**WHAT THE TASK ASKS**
Repeat all of the data below word for word, keeping no images.

**DATA FOR REVIEW**
————————

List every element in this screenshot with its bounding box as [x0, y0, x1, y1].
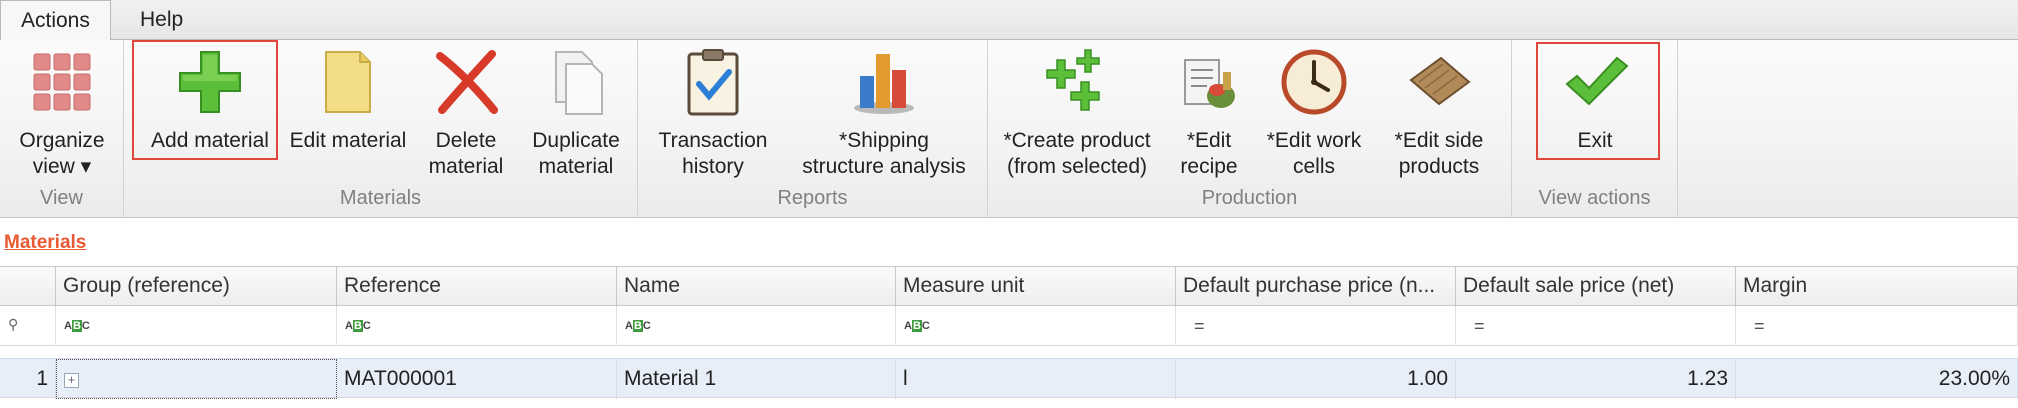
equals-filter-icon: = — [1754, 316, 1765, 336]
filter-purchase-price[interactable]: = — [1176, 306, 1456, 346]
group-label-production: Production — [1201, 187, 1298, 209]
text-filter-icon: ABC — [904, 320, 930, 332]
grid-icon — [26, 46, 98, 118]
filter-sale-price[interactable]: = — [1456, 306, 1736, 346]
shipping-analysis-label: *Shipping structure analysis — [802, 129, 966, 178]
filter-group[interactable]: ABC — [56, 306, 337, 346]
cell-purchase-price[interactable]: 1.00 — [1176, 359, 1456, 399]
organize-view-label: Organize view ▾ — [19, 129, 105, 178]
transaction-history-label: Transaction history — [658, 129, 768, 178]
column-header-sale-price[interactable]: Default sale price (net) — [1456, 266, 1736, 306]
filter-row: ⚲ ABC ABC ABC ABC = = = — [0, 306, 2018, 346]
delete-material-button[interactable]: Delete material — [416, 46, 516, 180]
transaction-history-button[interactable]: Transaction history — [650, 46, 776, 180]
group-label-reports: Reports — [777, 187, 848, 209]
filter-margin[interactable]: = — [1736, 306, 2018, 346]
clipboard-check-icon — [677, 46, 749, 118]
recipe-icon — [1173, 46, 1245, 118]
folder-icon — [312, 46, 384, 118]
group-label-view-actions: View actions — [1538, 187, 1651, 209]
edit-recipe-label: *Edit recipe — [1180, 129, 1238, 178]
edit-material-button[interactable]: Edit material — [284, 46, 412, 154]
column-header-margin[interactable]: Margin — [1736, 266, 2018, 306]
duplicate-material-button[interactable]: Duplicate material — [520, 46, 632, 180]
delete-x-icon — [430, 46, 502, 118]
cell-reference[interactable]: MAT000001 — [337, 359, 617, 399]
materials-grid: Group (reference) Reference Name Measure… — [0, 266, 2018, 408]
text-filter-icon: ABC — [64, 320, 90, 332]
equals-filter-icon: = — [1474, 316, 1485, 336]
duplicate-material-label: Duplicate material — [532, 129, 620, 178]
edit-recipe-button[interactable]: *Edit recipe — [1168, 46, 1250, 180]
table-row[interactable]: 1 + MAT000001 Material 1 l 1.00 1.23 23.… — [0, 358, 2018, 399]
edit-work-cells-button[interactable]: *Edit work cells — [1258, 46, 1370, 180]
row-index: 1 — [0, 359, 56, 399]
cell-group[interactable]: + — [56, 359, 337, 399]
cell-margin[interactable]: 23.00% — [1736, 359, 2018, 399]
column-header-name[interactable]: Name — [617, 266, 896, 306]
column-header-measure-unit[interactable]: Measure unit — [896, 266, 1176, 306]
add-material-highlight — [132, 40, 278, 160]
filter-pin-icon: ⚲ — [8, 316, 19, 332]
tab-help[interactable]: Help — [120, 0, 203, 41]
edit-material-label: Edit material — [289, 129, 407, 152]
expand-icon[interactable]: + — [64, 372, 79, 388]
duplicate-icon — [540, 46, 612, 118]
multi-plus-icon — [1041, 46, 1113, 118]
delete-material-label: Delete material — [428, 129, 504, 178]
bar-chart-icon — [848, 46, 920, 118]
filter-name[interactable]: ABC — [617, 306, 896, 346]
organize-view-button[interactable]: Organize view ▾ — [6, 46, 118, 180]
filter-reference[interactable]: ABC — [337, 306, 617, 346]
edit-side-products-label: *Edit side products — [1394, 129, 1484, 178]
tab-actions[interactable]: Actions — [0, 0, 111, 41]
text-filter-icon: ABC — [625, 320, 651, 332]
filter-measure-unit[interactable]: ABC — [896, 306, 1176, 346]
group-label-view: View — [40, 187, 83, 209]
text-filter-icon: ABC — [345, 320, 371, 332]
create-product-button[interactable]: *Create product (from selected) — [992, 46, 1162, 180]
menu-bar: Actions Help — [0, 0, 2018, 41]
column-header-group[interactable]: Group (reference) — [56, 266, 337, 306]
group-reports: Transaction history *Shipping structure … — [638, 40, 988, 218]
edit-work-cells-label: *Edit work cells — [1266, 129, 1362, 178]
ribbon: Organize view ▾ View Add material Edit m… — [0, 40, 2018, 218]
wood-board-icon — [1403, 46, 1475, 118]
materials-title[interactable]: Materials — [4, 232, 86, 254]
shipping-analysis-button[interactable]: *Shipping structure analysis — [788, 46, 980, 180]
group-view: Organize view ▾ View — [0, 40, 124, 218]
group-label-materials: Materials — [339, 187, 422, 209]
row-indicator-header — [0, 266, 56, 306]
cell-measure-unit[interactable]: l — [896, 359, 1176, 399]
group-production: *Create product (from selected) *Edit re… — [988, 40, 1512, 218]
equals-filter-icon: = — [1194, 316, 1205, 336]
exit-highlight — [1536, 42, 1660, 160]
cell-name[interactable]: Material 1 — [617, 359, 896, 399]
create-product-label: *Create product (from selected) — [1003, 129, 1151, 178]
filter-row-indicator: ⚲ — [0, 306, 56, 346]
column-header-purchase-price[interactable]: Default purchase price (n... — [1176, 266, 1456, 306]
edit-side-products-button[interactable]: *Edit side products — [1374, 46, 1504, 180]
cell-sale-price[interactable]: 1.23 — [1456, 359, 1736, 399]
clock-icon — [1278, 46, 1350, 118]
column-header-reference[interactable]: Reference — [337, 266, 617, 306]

————————

**ANSWER FOR THIS EXERCISE**
List every element in this screenshot with its bounding box as [x0, y0, x1, y1].
equals-filter-icon: = — [1754, 316, 1765, 336]
filter-purchase-price[interactable]: = — [1176, 306, 1456, 346]
group-label-production: Production — [1201, 187, 1298, 209]
text-filter-icon: ABC — [904, 320, 930, 332]
grid-icon — [26, 46, 98, 118]
filter-sale-price[interactable]: = — [1456, 306, 1736, 346]
shipping-analysis-label: *Shipping structure analysis — [802, 129, 966, 178]
filter-group[interactable]: ABC — [56, 306, 337, 346]
cell-purchase-price[interactable]: 1.00 — [1176, 359, 1456, 399]
organize-view-label: Organize view ▾ — [19, 129, 105, 178]
transaction-history-label: Transaction history — [658, 129, 768, 178]
column-header-sale-price[interactable]: Default sale price (net) — [1456, 266, 1736, 306]
filter-row: ⚲ ABC ABC ABC ABC = = = — [0, 306, 2018, 346]
delete-material-button[interactable]: Delete material — [416, 46, 516, 180]
transaction-history-button[interactable]: Transaction history — [650, 46, 776, 180]
group-label-reports: Reports — [777, 187, 848, 209]
filter-margin[interactable]: = — [1736, 306, 2018, 346]
clipboard-check-icon — [677, 46, 749, 118]
recipe-icon — [1173, 46, 1245, 118]
folder-icon — [312, 46, 384, 118]
group-label-view-actions: View actions — [1538, 187, 1651, 209]
edit-recipe-label: *Edit recipe — [1180, 129, 1238, 178]
edit-material-button[interactable]: Edit material — [284, 46, 412, 154]
column-header-margin[interactable]: Margin — [1736, 266, 2018, 306]
duplicate-material-button[interactable]: Duplicate material — [520, 46, 632, 180]
delete-x-icon — [430, 46, 502, 118]
cell-reference[interactable]: MAT000001 — [337, 359, 617, 399]
materials-grid: Group (reference) Reference Name Measure… — [0, 266, 2018, 408]
text-filter-icon: ABC — [64, 320, 90, 332]
equals-filter-icon: = — [1474, 316, 1485, 336]
duplicate-material-label: Duplicate material — [532, 129, 620, 178]
edit-recipe-button[interactable]: *Edit recipe — [1168, 46, 1250, 180]
table-row[interactable]: 1 + MAT000001 Material 1 l 1.00 1.23 23.… — [0, 358, 2018, 399]
edit-work-cells-button[interactable]: *Edit work cells — [1258, 46, 1370, 180]
row-index: 1 — [0, 359, 56, 399]
cell-group[interactable]: + — [56, 359, 337, 399]
cell-margin[interactable]: 23.00% — [1736, 359, 2018, 399]
column-header-name[interactable]: Name — [617, 266, 896, 306]
column-header-measure-unit[interactable]: Measure unit — [896, 266, 1176, 306]
add-material-highlight — [132, 40, 278, 160]
filter-pin-icon: ⚲ — [8, 316, 19, 332]
tab-help[interactable]: Help — [120, 0, 203, 41]
edit-material-label: Edit material — [289, 129, 407, 152]
expand-icon[interactable]: + — [64, 372, 79, 388]
duplicate-icon — [540, 46, 612, 118]
multi-plus-icon — [1041, 46, 1113, 118]
delete-material-label: Delete material — [428, 129, 504, 178]
bar-chart-icon — [848, 46, 920, 118]
filter-name[interactable]: ABC — [617, 306, 896, 346]
organize-view-button[interactable]: Organize view ▾ — [6, 46, 118, 180]
filter-reference[interactable]: ABC — [337, 306, 617, 346]
edit-side-products-label: *Edit side products — [1394, 129, 1484, 178]
tab-actions[interactable]: Actions — [0, 0, 111, 41]
text-filter-icon: ABC — [625, 320, 651, 332]
filter-measure-unit[interactable]: ABC — [896, 306, 1176, 346]
group-label-view: View — [40, 187, 83, 209]
text-filter-icon: ABC — [345, 320, 371, 332]
create-product-button[interactable]: *Create product (from selected) — [992, 46, 1162, 180]
menu-bar: Actions Help — [0, 0, 2018, 41]
column-header-group[interactable]: Group (reference) — [56, 266, 337, 306]
group-reports: Transaction history *Shipping structure … — [638, 40, 988, 218]
edit-work-cells-label: *Edit work cells — [1266, 129, 1362, 178]
ribbon: Organize view ▾ View Add material Edit m… — [0, 40, 2018, 218]
wood-board-icon — [1403, 46, 1475, 118]
materials-title[interactable]: Materials — [4, 232, 86, 254]
shipping-analysis-button[interactable]: *Shipping structure analysis — [788, 46, 980, 180]
group-view: Organize view ▾ View — [0, 40, 124, 218]
group-label-materials: Materials — [339, 187, 422, 209]
row-indicator-header — [0, 266, 56, 306]
cell-measure-unit[interactable]: l — [896, 359, 1176, 399]
group-production: *Create product (from selected) *Edit re… — [988, 40, 1512, 218]
equals-filter-icon: = — [1194, 316, 1205, 336]
exit-highlight — [1536, 42, 1660, 160]
cell-name[interactable]: Material 1 — [617, 359, 896, 399]
create-product-label: *Create product (from selected) — [1003, 129, 1151, 178]
filter-row-indicator: ⚲ — [0, 306, 56, 346]
column-header-purchase-price[interactable]: Default purchase price (n... — [1176, 266, 1456, 306]
edit-side-products-button[interactable]: *Edit side products — [1374, 46, 1504, 180]
cell-sale-price[interactable]: 1.23 — [1456, 359, 1736, 399]
clock-icon — [1278, 46, 1350, 118]
column-header-reference[interactable]: Reference — [337, 266, 617, 306]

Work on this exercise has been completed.